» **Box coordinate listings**
—————
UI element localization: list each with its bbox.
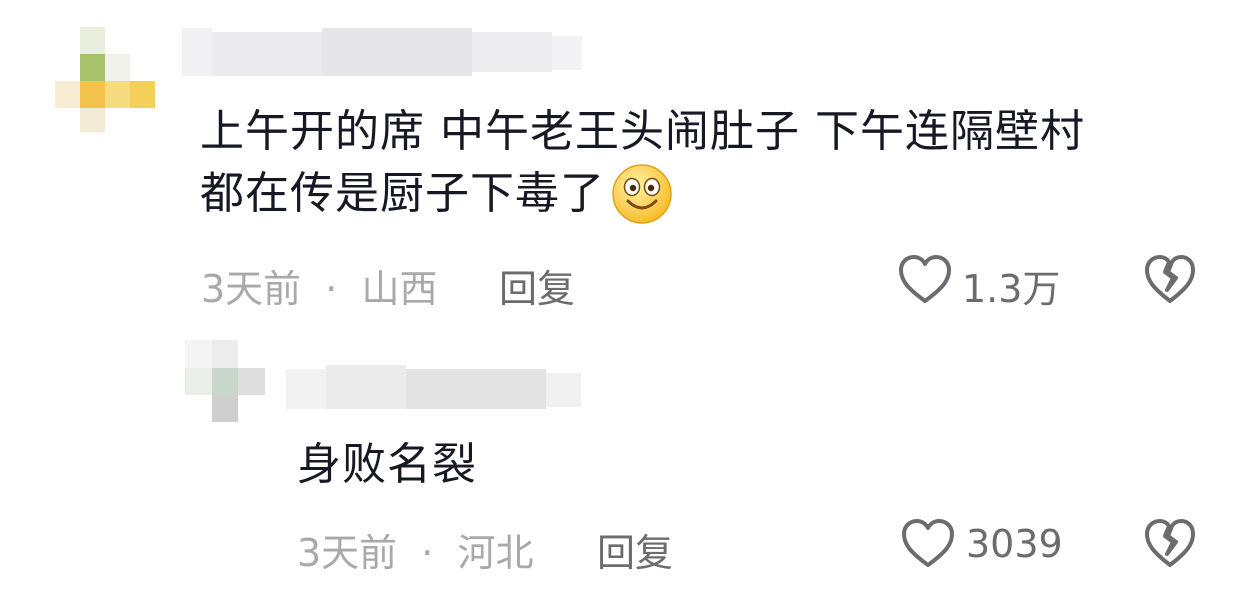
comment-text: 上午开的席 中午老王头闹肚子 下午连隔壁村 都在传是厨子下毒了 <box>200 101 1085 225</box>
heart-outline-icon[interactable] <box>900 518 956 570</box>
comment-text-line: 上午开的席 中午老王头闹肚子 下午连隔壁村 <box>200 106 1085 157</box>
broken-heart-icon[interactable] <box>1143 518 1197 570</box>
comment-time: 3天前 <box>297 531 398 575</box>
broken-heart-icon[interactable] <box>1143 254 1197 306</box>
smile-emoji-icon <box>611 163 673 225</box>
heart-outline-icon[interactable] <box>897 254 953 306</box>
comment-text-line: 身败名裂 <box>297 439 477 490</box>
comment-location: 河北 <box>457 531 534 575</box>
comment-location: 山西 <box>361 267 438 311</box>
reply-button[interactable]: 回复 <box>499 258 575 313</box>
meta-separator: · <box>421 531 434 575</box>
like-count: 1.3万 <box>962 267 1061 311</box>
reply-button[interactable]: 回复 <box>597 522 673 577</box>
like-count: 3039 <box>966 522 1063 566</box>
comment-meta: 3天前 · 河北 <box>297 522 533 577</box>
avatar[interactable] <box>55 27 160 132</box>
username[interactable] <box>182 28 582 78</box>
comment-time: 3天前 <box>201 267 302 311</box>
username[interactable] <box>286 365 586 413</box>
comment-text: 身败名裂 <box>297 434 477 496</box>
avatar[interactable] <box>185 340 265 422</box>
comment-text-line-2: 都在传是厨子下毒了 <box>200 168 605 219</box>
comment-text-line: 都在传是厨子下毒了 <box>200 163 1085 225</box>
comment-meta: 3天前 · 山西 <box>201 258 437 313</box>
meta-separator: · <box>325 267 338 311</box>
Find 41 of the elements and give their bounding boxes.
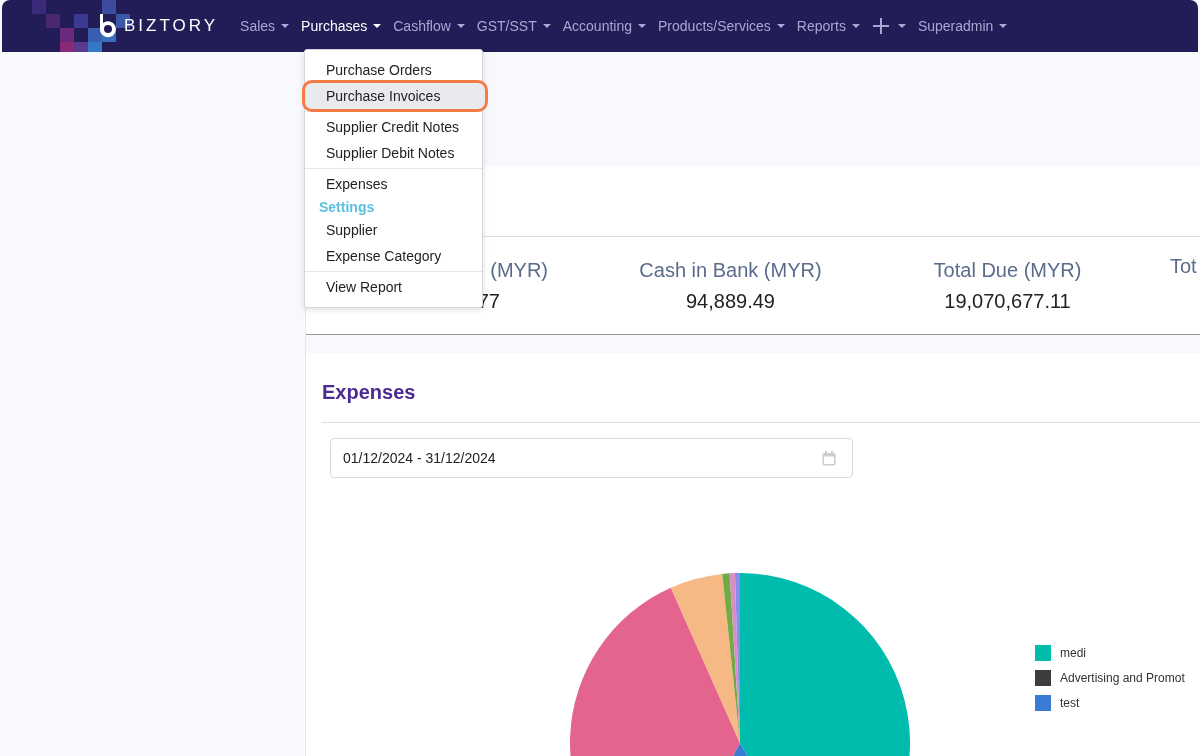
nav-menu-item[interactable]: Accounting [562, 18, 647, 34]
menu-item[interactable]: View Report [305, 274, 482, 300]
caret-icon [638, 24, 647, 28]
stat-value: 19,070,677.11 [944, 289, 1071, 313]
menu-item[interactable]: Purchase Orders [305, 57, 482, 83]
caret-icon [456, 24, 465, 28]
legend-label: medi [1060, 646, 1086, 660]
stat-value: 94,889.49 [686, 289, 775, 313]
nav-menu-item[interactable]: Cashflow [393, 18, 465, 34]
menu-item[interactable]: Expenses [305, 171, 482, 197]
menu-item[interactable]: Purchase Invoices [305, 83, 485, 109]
—————
» **Goal**
Output all of the lines above verbatim, but leave out the pictures.

» **Solution to the problem**
UI element localization: list each with its bbox.
comment-text: 上午开的席 中午老王头闹肚子 下午连隔壁村 都在传是厨子下毒了 <box>200 101 1085 225</box>
heart-outline-icon[interactable] <box>900 518 956 570</box>
comment-text-line: 上午开的席 中午老王头闹肚子 下午连隔壁村 <box>200 106 1085 157</box>
broken-heart-icon[interactable] <box>1143 518 1197 570</box>
comment-time: 3天前 <box>297 531 398 575</box>
broken-heart-icon[interactable] <box>1143 254 1197 306</box>
smile-emoji-icon <box>611 163 673 225</box>
heart-outline-icon[interactable] <box>897 254 953 306</box>
comment-text-line: 身败名裂 <box>297 439 477 490</box>
comment-location: 河北 <box>457 531 534 575</box>
comment-location: 山西 <box>361 267 438 311</box>
reply-button[interactable]: 回复 <box>499 258 575 313</box>
meta-separator: · <box>421 531 434 575</box>
like-count: 1.3万 <box>962 267 1061 311</box>
reply-button[interactable]: 回复 <box>597 522 673 577</box>
like-count: 3039 <box>966 522 1063 566</box>
comment-meta: 3天前 · 河北 <box>297 522 533 577</box>
avatar[interactable] <box>55 27 160 132</box>
username[interactable] <box>182 28 582 78</box>
comment-time: 3天前 <box>201 267 302 311</box>
username[interactable] <box>286 365 586 413</box>
comment-text: 身败名裂 <box>297 434 477 496</box>
avatar[interactable] <box>185 340 265 422</box>
comment-text-line-2: 都在传是厨子下毒了 <box>200 168 605 219</box>
comment-text-line: 都在传是厨子下毒了 <box>200 163 1085 225</box>
comment-meta: 3天前 · 山西 <box>201 258 437 313</box>
meta-separator: · <box>325 267 338 311</box>
Find 41 of the elements and give their bounding boxes.
nav-menu-item[interactable]: Accounting [562, 18, 647, 34]
menu-item[interactable]: View Report [305, 274, 482, 300]
caret-icon [638, 24, 647, 28]
stat-value: 19,070,677.11 [944, 289, 1071, 313]
menu-item[interactable]: Purchase Orders [305, 57, 482, 83]
caret-icon [456, 24, 465, 28]
legend-label: medi [1060, 646, 1086, 660]
stat-value: 94,889.49 [686, 289, 775, 313]
nav-menu-item[interactable]: Cashflow [393, 18, 465, 34]
menu-item[interactable]: Expenses [305, 171, 482, 197]
menu-item[interactable]: Purchase Invoices [305, 83, 485, 109]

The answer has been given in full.